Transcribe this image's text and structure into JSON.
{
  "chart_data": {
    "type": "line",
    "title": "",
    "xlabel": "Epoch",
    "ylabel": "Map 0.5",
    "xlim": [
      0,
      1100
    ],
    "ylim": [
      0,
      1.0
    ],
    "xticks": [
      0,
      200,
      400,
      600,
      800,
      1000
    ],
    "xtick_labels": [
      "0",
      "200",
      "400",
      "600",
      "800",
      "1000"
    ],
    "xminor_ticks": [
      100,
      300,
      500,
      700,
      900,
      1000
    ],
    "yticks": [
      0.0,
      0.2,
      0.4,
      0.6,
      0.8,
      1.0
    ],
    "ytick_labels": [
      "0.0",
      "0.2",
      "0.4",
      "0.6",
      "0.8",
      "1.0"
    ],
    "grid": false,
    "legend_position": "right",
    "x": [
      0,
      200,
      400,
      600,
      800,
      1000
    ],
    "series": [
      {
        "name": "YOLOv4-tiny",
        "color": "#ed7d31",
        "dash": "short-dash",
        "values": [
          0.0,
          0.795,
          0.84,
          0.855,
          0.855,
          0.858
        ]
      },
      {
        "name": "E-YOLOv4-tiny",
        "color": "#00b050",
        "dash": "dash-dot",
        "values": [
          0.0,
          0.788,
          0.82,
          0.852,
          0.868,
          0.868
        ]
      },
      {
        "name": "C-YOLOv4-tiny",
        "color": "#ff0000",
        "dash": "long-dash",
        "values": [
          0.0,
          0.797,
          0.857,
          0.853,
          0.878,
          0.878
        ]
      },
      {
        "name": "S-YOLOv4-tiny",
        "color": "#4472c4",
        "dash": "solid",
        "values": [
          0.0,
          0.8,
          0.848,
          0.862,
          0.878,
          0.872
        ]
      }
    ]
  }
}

_____

> What is being asked: Write down every line of the data exactly as it appears above.

> Written answer:
Transcribe this image's text and structure into JSON.
{
  "chart_data": {
    "type": "line",
    "title": "",
    "xlabel": "Epoch",
    "ylabel": "Map 0.5",
    "xlim": [
      0,
      1100
    ],
    "ylim": [
      0,
      1.0
    ],
    "xticks": [
      0,
      200,
      400,
      600,
      800,
      1000
    ],
    "xtick_labels": [
      "0",
      "200",
      "400",
      "600",
      "800",
      "1000"
    ],
    "xminor_ticks": [
      100,
      300,
      500,
      700,
      900,
      1000
    ],
    "yticks": [
      0.0,
      0.2,
      0.4,
      0.6,
      0.8,
      1.0
    ],
    "ytick_labels": [
      "0.0",
      "0.2",
      "0.4",
      "0.6",
      "0.8",
      "1.0"
    ],
    "grid": false,
    "legend_position": "right",
    "x": [
      0,
      200,
      400,
      600,
      800,
      1000
    ],
    "series": [
      {
        "name": "YOLOv4-tiny",
        "color": "#ed7d31",
        "dash": "short-dash",
        "values": [
          0.0,
          0.795,
          0.84,
          0.855,
          0.855,
          0.858
        ]
      },
      {
        "name": "E-YOLOv4-tiny",
        "color": "#00b050",
        "dash": "dash-dot",
        "values": [
          0.0,
          0.788,
          0.82,
          0.852,
          0.868,
          0.868
        ]
      },
      {
        "name": "C-YOLOv4-tiny",
        "color": "#ff0000",
        "dash": "long-dash",
        "values": [
          0.0,
          0.797,
          0.857,
          0.853,
          0.878,
          0.878
        ]
      },
      {
        "name": "S-YOLOv4-tiny",
        "color": "#4472c4",
        "dash": "solid",
        "values": [
          0.0,
          0.8,
          0.848,
          0.862,
          0.878,
          0.872
        ]
      }
    ]
  }
}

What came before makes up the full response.